[EXCERPTED RECORDS]:
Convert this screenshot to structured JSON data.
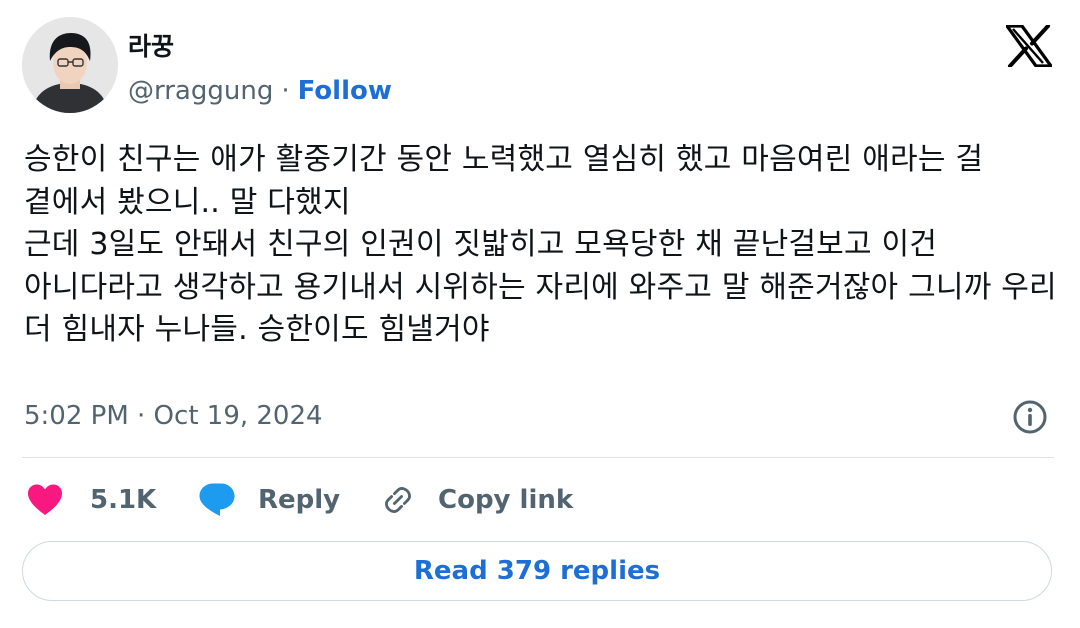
{
  "author": {
    "display_name": "라꿍",
    "handle": "@rraggung",
    "separator": "·",
    "follow_label": "Follow"
  },
  "tweet": {
    "text": "승한이 친구는 애가 활중기간 동안 노력했고 열심히 했고 마음여린 애라는 걸 곁에서 봤으니.. 말 다했지\n근데 3일도 안돼서 친구의 인권이 짓밟히고 모욕당한 채 끝난걸보고 이건 아니다라고 생각하고 용기내서 시위하는 자리에 와주고 말 해준거잖아 그니까 우리 더 힘내자 누나들. 승한이도 힘낼거야",
    "timestamp": "5:02 PM · Oct 19, 2024"
  },
  "actions": {
    "like_count": "5.1K",
    "reply_label": "Reply",
    "copy_link_label": "Copy link"
  },
  "footer": {
    "read_replies_label": "Read 379 replies"
  },
  "icons": {
    "brand": "x-logo-icon",
    "info": "info-icon",
    "like": "heart-icon",
    "reply": "speech-bubble-icon",
    "copy": "link-icon"
  },
  "colors": {
    "text": "#0f1419",
    "secondary": "#536471",
    "link": "#1d6fd6",
    "heart": "#f91880",
    "reply_bubble": "#1d9bf0",
    "border": "#cfd9de"
  }
}
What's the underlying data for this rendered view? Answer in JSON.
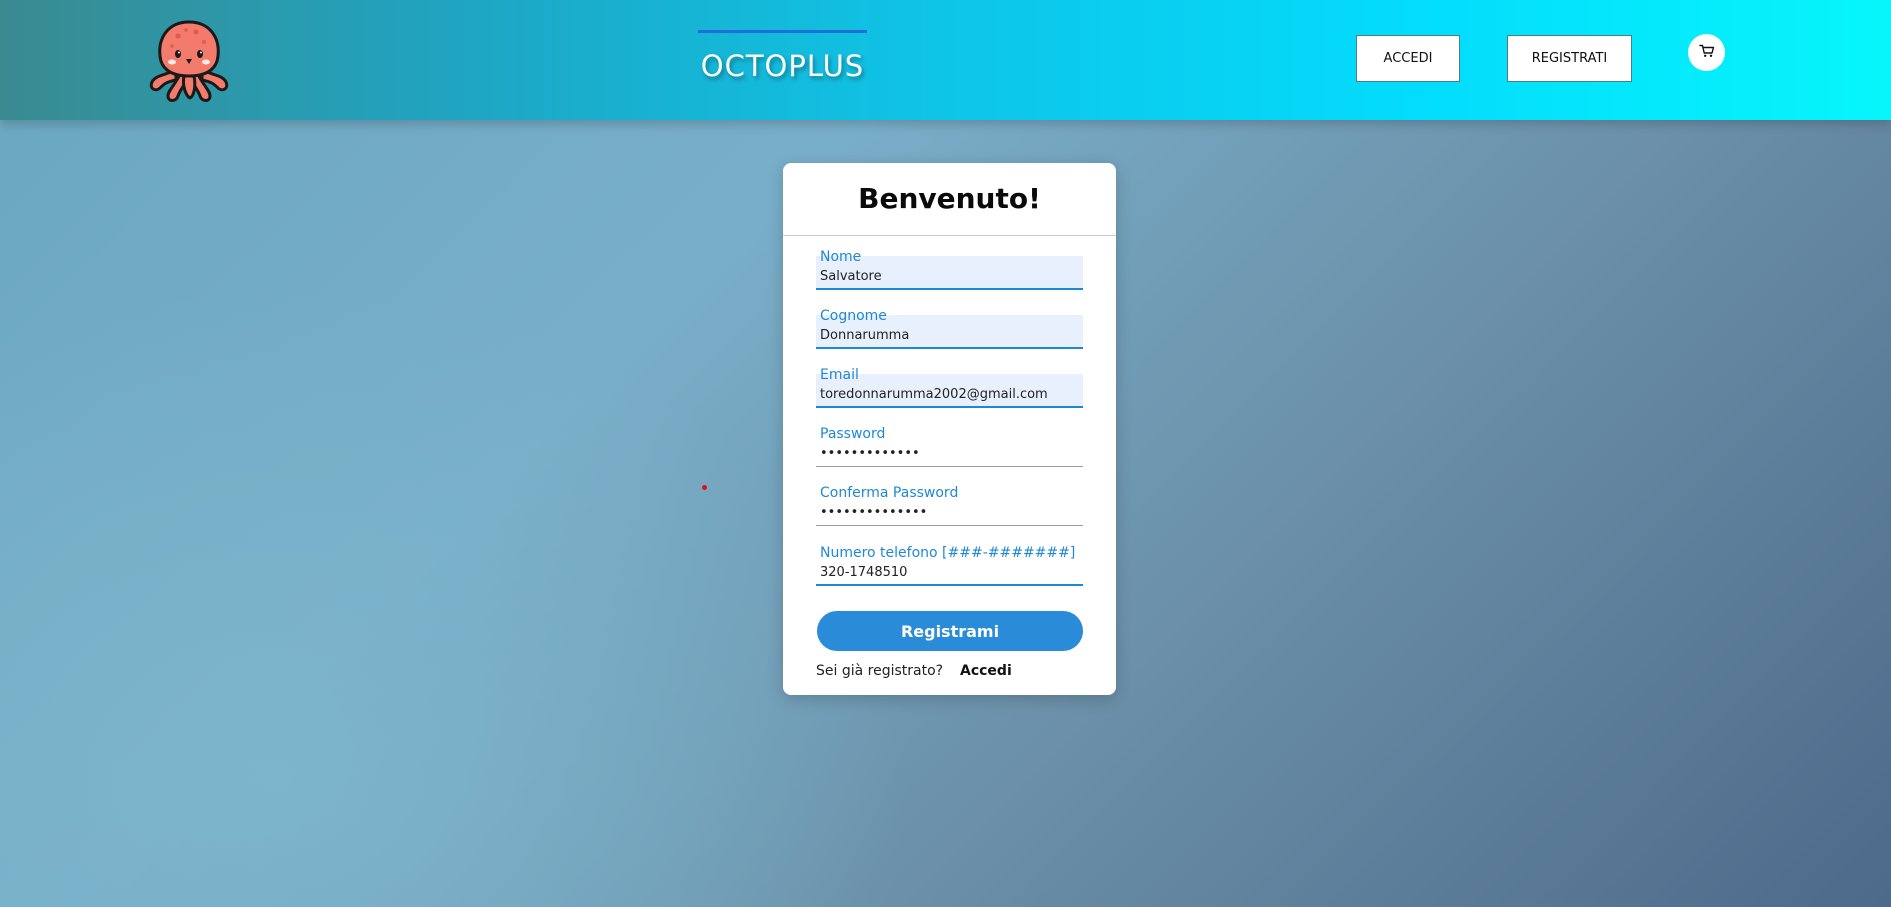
{
  "header": {
    "brand": "OCTOPLUS",
    "login_button": "ACCEDI",
    "register_button": "REGISTRATI",
    "cart_icon": "cart-icon",
    "logo_icon": "octopus-logo",
    "colors": {
      "gradient_start": "#3a8a90",
      "gradient_end": "#06f6fb",
      "brand_underline": "#1f6fd6"
    }
  },
  "form": {
    "title": "Benvenuto!",
    "fields": [
      {
        "label": "Nome",
        "value": "Salvatore"
      },
      {
        "label": "Cognome",
        "value": "Donnarumma"
      },
      {
        "label": "Email",
        "value": "toredonnarumma2002@gmail.com"
      },
      {
        "label": "Password",
        "value": "•••••••••••••"
      },
      {
        "label": "Conferma Password",
        "value": "••••••••••••••"
      },
      {
        "label": "Numero telefono [###-#######]",
        "value": "320-1748510"
      }
    ],
    "submit_button": "Registrami",
    "login_prompt": "Sei già registrato?",
    "login_link": "Accedi",
    "colors": {
      "accent": "#1e88d6",
      "button": "#2a8bd9",
      "autofill_bg": "#e8f0fe"
    }
  }
}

[WHAT TO PRODUCE]:
Only lines that contain the word "data" are wanted; copy each of them.

[THE OUTPUT]:
Convert this screenshot to structured JSON data.
What's the underlying data for this rendered view? Answer in JSON.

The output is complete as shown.